____ Data extract
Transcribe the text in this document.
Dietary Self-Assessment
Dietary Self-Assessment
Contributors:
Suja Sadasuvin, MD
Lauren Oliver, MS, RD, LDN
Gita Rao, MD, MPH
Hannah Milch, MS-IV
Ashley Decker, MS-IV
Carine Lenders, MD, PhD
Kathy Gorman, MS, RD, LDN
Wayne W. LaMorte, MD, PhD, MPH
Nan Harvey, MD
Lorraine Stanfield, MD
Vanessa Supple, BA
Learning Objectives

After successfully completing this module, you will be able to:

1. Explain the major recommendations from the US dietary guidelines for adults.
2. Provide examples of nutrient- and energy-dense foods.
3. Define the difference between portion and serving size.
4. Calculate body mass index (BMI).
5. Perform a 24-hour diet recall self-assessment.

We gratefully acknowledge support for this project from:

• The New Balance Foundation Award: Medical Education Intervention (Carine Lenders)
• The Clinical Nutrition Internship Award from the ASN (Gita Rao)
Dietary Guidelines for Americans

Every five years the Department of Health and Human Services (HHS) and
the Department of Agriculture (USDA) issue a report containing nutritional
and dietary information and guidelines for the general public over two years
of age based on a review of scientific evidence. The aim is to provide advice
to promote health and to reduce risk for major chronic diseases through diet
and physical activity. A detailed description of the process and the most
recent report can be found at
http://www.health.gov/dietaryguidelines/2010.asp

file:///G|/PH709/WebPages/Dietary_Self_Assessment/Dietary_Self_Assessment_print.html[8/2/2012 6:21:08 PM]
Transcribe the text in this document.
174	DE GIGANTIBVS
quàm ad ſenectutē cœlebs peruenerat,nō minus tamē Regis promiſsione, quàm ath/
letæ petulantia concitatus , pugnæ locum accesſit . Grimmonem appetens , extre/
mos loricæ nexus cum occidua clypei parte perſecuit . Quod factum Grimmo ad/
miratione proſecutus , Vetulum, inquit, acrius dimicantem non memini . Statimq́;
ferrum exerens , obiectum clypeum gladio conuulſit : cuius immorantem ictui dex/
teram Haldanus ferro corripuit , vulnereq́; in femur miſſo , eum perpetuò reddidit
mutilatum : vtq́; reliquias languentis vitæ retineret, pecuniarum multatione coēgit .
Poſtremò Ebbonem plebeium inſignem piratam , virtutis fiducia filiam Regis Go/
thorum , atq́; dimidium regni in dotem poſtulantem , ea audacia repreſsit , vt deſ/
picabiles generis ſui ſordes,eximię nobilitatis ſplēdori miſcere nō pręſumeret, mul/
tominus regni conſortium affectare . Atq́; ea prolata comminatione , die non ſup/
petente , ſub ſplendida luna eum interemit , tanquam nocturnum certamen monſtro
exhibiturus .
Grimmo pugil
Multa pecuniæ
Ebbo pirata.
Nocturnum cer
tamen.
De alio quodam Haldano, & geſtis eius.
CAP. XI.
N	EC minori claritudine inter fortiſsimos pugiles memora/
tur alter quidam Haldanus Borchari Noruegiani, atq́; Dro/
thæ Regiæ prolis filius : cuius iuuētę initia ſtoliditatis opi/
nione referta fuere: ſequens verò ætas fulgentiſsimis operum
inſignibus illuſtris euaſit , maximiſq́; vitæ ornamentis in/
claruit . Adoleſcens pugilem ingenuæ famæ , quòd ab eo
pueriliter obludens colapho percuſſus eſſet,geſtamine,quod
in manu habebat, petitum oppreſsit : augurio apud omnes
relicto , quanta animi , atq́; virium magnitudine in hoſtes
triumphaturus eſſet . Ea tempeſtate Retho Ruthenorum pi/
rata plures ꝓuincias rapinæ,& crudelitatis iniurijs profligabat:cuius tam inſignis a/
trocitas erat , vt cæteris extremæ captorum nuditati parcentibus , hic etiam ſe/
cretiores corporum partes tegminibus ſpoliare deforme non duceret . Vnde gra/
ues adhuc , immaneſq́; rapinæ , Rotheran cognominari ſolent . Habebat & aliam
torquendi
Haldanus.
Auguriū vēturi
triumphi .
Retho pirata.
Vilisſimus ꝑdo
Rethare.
________
____ Data extract
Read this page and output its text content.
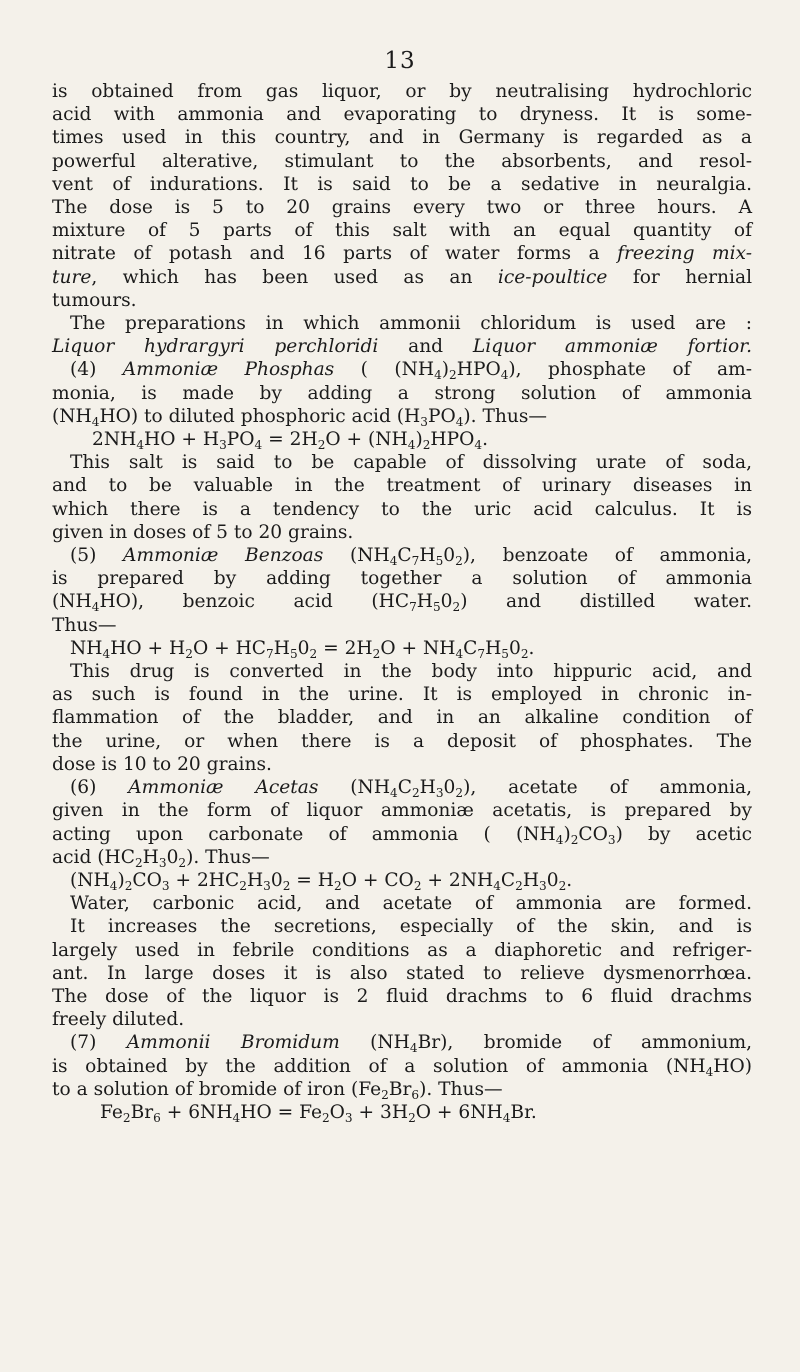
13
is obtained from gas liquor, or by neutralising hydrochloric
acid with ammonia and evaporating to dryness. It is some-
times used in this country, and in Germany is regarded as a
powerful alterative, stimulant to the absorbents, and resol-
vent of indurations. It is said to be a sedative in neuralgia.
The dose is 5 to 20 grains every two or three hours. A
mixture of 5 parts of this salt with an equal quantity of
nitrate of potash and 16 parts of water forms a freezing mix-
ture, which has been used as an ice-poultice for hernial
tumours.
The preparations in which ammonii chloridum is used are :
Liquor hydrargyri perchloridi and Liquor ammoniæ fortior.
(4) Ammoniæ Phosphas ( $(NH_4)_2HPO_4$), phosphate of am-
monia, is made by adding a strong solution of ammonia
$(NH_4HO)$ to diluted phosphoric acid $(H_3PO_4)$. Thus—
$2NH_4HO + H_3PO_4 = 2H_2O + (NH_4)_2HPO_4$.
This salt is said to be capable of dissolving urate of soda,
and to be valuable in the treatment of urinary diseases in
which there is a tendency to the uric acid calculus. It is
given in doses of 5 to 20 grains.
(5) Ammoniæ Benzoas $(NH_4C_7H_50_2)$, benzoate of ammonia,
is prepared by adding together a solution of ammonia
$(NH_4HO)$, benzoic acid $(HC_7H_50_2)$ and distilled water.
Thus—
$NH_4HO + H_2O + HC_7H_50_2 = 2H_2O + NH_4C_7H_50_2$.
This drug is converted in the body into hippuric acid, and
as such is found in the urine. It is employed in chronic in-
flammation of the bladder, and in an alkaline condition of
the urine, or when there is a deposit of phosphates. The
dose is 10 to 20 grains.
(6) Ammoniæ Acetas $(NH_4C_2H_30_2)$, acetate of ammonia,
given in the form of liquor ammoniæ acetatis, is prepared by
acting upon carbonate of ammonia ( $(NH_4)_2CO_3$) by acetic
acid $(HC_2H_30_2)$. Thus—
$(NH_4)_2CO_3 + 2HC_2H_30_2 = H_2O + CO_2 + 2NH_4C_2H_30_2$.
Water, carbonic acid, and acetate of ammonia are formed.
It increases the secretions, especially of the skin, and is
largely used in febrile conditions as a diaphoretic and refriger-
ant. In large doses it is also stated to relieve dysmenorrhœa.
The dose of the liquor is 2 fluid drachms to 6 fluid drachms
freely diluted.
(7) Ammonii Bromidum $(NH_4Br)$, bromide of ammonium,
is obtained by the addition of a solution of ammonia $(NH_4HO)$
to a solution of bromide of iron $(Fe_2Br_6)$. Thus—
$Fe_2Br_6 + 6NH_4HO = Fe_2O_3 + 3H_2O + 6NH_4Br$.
________
____ Data extract
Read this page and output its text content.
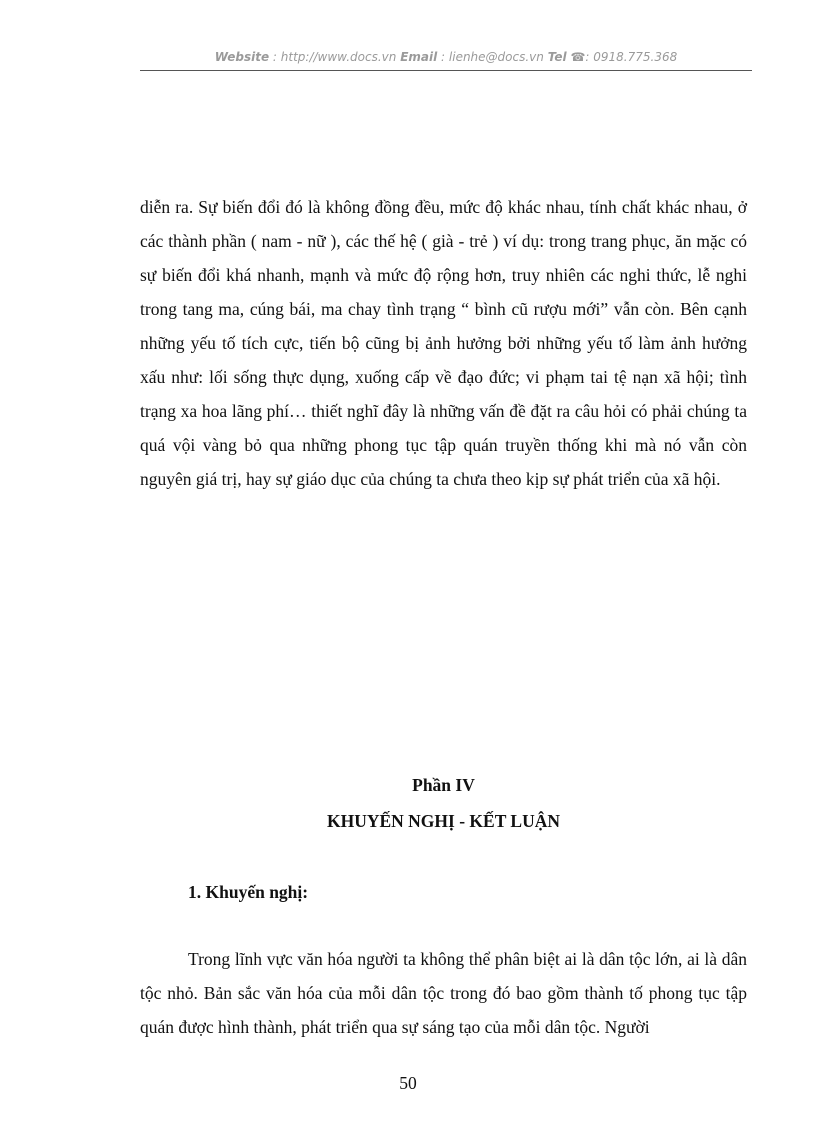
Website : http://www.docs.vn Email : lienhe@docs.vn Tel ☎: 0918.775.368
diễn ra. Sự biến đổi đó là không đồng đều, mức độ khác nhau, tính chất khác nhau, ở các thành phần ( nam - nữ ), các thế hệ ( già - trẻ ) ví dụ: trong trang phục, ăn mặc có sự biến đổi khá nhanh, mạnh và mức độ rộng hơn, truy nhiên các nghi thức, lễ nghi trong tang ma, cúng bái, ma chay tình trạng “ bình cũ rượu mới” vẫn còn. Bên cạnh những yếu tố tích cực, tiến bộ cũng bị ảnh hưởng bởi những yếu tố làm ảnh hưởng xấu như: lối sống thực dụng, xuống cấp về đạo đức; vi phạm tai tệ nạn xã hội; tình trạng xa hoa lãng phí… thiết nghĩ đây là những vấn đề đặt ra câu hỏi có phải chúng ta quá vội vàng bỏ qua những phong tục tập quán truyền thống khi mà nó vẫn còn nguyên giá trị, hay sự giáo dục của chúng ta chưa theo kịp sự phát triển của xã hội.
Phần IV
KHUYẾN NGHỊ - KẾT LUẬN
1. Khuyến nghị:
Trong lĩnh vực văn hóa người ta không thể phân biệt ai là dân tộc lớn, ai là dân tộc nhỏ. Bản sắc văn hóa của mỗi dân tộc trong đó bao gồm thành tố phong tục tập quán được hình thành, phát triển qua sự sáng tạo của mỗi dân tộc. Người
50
________
→ **Instruction**
Copy each line above that contains the string "adding".

→ **Result of this task**
monia, is made by adding a strong solution of ammonia
is prepared by adding together a solution of ammonia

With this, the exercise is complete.